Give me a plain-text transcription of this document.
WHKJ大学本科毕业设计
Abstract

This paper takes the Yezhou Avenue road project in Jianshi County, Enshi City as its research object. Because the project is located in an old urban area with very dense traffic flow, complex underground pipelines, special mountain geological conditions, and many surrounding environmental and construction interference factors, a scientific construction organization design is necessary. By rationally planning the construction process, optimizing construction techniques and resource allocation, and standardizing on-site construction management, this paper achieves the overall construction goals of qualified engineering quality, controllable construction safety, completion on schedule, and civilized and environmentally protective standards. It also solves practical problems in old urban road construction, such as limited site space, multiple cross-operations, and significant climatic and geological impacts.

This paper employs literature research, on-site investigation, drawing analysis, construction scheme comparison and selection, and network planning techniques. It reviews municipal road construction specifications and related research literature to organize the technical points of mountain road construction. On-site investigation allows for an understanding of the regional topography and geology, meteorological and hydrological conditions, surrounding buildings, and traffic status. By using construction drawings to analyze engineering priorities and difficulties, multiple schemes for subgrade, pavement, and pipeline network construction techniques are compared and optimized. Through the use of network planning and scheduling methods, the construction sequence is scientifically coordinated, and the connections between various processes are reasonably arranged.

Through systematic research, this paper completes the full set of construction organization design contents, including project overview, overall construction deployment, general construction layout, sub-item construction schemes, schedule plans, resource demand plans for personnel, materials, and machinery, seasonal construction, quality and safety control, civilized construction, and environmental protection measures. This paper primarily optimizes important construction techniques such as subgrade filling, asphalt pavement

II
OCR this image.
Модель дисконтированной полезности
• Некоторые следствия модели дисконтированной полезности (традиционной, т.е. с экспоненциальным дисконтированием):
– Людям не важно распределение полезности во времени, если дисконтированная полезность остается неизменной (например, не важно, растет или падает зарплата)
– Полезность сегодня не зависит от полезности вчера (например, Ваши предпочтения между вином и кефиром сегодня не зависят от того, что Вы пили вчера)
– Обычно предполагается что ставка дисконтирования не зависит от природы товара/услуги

====

**The problem:**
Extract the full listing above without altering anything.

**Result for this exercise:**
Give me a plain-text transcription of this document.
WHKJ大学本科毕业设计
Abstract

This paper takes the Yezhou Avenue road project in Jianshi County, Enshi City as its research object. Because the project is located in an old urban area with very dense traffic flow, complex underground pipelines, special mountain geological conditions, and many surrounding environmental and construction interference factors, a scientific construction organization design is necessary. By rationally planning the construction process, optimizing construction techniques and resource allocation, and standardizing on-site construction management, this paper achieves the overall construction goals of qualified engineering quality, controllable construction safety, completion on schedule, and civilized and environmentally protective standards. It also solves practical problems in old urban road construction, such as limited site space, multiple cross-operations, and significant climatic and geological impacts.

This paper employs literature research, on-site investigation, drawing analysis, construction scheme comparison and selection, and network planning techniques. It reviews municipal road construction specifications and related research literature to organize the technical points of mountain road construction. On-site investigation allows for an understanding of the regional topography and geology, meteorological and hydrological conditions, surrounding buildings, and traffic status. By using construction drawings to analyze engineering priorities and difficulties, multiple schemes for subgrade, pavement, and pipeline network construction techniques are compared and optimized. Through the use of network planning and scheduling methods, the construction sequence is scientifically coordinated, and the connections between various processes are reasonably arranged.

Through systematic research, this paper completes the full set of construction organization design contents, including project overview, overall construction deployment, general construction layout, sub-item construction schemes, schedule plans, resource demand plans for personnel, materials, and machinery, seasonal construction, quality and safety control, civilized construction, and environmental protection measures. This paper primarily optimizes important construction techniques such as subgrade filling, asphalt pavement

II
OCR this image.
Модель дисконтированной полезности
• Некоторые следствия модели дисконтированной полезности (традиционной, т.е. с экспоненциальным дисконтированием):
– Людям не важно распределение полезности во времени, если дисконтированная полезность остается неизменной (например, не важно, растет или падает зарплата)
– Полезность сегодня не зависит от полезности вчера (например, Ваши предпочтения между вином и кефиром сегодня не зависят от того, что Вы пили вчера)
– Обычно предполагается что ставка дисконтирования не зависит от природы товара/услуги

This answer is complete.